Text passage section start
Tell us about your current job, why you do what you do and how it prepares you to mentor youth and youth entrepreneurs?
I serve as the Entrepreneurship Instructor at the Arkansas School for Mathematics, Sciences, and the Arts (ASMSA). ASMSA is one of sixteen public, residential high schools in the country specializing in the education of talented and motivated students who have an interest and aptitude for mathematics and science as well as a passion for creativity, humanities and the arts. Over the past five years, The Washington Post, Newsweek, and The Daily Beast have ranked ASMSA among the “Top 25” public high schools in America.
Before graduating, all ASMSA students complete an advanced research project (similar to a capstone). My Advanced Research and Entrepreneurship course is one of the options students can choose from to fulfill this requirement. In this course, I am hands-on every day with the students as they develop a problem/solution hypothesis and then work to develop and validate a unique value proposition and business model to prove that their idea is viable.
I love the creativity, variety, and flexibility that this type of project-based teaching brings to the classroom. It is a true collaboration between the students and instructor.
I find that often young entrepreneurs just need permission. Permission to try crazy ideas. Permission to create something that doesn’t work. Permission to pivot and learn. My goal in the classroom, and out, is to give students permission to learn, grow, and succeed in a way that prepares them with marketable and transferable skills, whether or not they ever start a business.
What was the very first business you started and why?
My first job out of college was a startup. We worked hard. We got lucky. We were successful quickly. But it wasn’t my company. I was building someone else’s dream, but I had been bitten by the startup bug.
My first business was a sole proprietorship massage therapy clinic. It was a mess! I didn’t have any idea what I was doing, business-wise. An early mentor gave me great advice though: “Start something small and make it pay for itself. Keep it simple. Fail and learn all the lessons you can. Then do it again.”
What three things should all young entrepreneurs be prepared for before they create a business?
#1 Young entrepreneurs should be prepared for failure. They need to understand what it is. To me, failure isn’t the opposite of success. It is the mechanism that entrepreneurs use to pivot, and it is a natural part of the innovation process.
#2 The second thing that can help young entrepreneurs is to be prepared for the unexpected. It will happen. You get to decide what any given situation means and the impact it will have on you personally. For example, I was once fired from a “dream job.” At first, I was insecure and scared. But I decided that, in the long run, getting fired would be the best thing that happened to me professionally. On the backside of that experience, this has proven to be true.
Text passage section end
**What is required:**
Reproduce the instructor interview word for word, starting at "My first job" and stopping after "the innovation process.".
Data section start
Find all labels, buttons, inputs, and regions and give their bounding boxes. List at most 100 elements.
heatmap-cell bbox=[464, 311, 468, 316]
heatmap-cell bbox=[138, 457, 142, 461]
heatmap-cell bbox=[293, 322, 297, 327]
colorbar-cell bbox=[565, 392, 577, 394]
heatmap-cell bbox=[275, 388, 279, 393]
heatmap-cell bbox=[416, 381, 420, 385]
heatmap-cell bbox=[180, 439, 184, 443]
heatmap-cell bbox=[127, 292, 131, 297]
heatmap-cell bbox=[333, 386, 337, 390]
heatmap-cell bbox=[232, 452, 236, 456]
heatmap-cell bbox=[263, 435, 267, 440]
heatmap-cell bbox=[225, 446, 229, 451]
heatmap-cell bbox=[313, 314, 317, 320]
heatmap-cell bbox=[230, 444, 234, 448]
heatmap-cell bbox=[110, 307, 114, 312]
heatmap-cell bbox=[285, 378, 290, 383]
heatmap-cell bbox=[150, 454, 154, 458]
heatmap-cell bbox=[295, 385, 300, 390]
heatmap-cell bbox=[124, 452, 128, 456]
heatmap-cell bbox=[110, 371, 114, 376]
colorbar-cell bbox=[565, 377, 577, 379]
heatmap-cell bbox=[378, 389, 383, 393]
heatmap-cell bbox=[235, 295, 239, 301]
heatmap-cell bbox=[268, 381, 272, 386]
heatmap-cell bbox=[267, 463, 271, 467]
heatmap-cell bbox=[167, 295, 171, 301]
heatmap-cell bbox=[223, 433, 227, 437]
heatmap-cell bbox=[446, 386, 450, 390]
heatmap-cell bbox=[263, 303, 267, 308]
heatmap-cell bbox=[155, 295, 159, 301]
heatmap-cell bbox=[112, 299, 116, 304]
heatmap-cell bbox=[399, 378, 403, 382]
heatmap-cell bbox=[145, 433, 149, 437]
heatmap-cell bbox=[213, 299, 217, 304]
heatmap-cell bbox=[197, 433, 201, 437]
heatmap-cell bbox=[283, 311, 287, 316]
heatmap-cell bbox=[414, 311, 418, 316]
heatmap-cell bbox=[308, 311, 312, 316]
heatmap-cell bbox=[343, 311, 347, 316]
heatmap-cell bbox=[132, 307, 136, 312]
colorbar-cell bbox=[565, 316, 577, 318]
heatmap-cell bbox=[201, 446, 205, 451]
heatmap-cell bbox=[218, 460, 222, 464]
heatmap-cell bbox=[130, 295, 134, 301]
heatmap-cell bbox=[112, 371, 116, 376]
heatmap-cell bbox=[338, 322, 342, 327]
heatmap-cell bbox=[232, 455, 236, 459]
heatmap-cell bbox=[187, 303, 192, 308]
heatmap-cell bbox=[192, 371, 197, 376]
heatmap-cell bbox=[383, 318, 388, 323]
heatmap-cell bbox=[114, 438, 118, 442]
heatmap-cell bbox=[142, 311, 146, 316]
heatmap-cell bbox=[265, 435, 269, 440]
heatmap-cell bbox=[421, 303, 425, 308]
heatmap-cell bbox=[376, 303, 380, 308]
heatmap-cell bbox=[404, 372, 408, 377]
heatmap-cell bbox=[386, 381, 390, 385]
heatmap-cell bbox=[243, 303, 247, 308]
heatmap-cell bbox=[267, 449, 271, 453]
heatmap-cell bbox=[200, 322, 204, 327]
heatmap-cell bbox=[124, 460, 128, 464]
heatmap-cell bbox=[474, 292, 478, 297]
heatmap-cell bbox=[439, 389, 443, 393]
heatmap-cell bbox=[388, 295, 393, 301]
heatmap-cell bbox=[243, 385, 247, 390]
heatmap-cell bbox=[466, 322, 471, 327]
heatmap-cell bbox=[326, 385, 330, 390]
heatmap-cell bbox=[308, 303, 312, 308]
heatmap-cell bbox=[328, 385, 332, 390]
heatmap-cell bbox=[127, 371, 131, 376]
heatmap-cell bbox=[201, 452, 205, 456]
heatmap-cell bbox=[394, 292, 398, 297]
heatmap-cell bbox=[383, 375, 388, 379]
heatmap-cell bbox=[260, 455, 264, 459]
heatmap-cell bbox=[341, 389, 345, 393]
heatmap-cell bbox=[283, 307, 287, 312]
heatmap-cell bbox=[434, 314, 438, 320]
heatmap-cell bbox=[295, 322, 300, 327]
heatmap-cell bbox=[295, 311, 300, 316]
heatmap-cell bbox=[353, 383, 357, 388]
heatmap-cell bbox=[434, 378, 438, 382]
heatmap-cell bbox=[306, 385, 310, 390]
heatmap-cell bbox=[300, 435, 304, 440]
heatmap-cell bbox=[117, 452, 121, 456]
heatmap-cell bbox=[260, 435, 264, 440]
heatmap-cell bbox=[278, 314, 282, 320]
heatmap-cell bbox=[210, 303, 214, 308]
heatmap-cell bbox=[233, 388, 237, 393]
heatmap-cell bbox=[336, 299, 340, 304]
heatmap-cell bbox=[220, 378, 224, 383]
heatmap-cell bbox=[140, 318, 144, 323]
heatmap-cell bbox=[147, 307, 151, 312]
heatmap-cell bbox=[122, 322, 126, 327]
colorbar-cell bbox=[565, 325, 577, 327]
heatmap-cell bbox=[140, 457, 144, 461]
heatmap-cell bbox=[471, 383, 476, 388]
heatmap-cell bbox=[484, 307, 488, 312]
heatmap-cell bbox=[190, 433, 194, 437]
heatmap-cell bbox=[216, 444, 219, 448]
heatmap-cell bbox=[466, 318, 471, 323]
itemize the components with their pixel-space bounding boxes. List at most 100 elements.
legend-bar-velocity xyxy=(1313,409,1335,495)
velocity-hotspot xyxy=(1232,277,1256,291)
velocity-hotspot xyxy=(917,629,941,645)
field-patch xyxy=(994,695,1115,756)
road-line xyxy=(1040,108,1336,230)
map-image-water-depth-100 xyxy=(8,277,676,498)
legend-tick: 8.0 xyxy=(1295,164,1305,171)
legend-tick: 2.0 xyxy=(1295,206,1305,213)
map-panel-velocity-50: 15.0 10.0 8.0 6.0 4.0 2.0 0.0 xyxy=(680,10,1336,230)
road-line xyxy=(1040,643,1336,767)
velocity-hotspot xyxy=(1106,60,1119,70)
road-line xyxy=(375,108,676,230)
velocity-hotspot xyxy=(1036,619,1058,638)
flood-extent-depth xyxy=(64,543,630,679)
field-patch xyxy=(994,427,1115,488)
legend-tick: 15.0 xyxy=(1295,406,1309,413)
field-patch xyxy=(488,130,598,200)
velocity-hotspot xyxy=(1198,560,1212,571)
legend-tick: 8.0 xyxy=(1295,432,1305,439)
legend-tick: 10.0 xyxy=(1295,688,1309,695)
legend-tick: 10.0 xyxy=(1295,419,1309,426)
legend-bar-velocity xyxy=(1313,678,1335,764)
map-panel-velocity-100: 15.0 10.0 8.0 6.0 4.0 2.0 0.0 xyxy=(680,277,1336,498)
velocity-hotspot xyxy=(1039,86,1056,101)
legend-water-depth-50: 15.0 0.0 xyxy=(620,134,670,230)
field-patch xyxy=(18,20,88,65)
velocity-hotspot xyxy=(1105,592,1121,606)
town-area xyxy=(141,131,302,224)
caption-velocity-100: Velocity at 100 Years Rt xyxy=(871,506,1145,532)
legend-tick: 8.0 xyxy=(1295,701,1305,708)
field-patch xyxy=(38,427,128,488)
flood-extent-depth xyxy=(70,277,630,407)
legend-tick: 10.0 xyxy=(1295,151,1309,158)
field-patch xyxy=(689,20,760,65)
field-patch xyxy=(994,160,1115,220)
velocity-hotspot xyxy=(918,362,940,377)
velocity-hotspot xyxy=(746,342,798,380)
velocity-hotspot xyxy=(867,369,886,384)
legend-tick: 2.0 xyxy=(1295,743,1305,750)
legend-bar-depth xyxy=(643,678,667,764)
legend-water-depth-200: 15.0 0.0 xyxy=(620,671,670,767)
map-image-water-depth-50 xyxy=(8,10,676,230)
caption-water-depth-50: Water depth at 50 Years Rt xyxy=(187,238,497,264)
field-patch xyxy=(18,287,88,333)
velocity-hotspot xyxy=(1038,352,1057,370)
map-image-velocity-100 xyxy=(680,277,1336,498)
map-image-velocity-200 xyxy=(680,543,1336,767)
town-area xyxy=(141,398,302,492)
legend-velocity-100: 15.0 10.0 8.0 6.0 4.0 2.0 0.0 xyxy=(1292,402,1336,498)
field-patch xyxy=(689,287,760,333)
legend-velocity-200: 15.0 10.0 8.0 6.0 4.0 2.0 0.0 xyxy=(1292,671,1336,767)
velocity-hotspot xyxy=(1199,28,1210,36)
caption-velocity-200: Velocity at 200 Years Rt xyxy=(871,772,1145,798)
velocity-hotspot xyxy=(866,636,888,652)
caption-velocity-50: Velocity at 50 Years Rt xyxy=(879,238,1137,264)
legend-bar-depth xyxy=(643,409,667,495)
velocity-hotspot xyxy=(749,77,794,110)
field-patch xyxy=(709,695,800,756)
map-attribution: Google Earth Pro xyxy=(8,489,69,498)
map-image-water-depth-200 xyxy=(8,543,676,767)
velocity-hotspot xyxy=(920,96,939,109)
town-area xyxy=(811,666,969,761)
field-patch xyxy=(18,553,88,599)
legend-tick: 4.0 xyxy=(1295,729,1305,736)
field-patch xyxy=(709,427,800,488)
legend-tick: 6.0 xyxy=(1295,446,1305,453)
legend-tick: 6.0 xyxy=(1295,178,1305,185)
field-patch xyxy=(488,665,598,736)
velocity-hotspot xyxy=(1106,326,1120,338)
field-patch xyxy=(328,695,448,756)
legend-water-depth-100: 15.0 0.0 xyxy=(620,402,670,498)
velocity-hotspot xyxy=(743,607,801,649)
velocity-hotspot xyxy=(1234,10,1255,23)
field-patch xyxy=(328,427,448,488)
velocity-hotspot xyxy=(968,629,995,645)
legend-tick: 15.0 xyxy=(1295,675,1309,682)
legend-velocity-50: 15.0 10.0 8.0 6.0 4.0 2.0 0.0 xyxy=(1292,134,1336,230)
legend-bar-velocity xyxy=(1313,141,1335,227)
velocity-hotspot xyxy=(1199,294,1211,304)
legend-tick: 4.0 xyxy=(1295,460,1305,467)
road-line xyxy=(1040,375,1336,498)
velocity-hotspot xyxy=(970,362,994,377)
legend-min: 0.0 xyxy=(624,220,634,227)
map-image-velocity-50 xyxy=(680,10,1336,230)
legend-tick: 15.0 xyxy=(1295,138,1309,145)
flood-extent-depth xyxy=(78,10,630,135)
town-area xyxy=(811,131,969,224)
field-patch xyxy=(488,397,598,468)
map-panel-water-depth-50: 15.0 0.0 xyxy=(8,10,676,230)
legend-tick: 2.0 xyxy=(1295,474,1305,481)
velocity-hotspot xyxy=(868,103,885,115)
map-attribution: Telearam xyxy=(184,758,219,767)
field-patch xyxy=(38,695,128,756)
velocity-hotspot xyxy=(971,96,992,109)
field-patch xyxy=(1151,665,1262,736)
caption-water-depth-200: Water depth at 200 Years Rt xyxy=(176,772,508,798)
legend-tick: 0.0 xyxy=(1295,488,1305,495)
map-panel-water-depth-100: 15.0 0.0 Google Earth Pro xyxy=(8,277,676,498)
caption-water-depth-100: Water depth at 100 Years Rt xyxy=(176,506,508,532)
Data section end
**Answer for the task:**
My first job out of college was a startup. We worked hard. We got lucky. We were successful quickly. But it wasn’t my company. I was building someone else’s dream, but I had been bitten by the startup bug.
My first business was a sole proprietorship massage therapy clinic. It was a mess! I didn’t have any idea what I was doing, business-wise. An early mentor gave me great advice though: “Start something small and make it pay for itself. Keep it simple. Fail and learn all the lessons you can. Then do it again.”
What three things should all young entrepreneurs be prepared for before they create a business?
#1 Young entrepreneurs should be prepared for failure. They need to understand what it is. To me, failure isn’t the opposite of success. It is the mechanism that entrepreneurs use to pivot, and it is a natural part of the innovation process.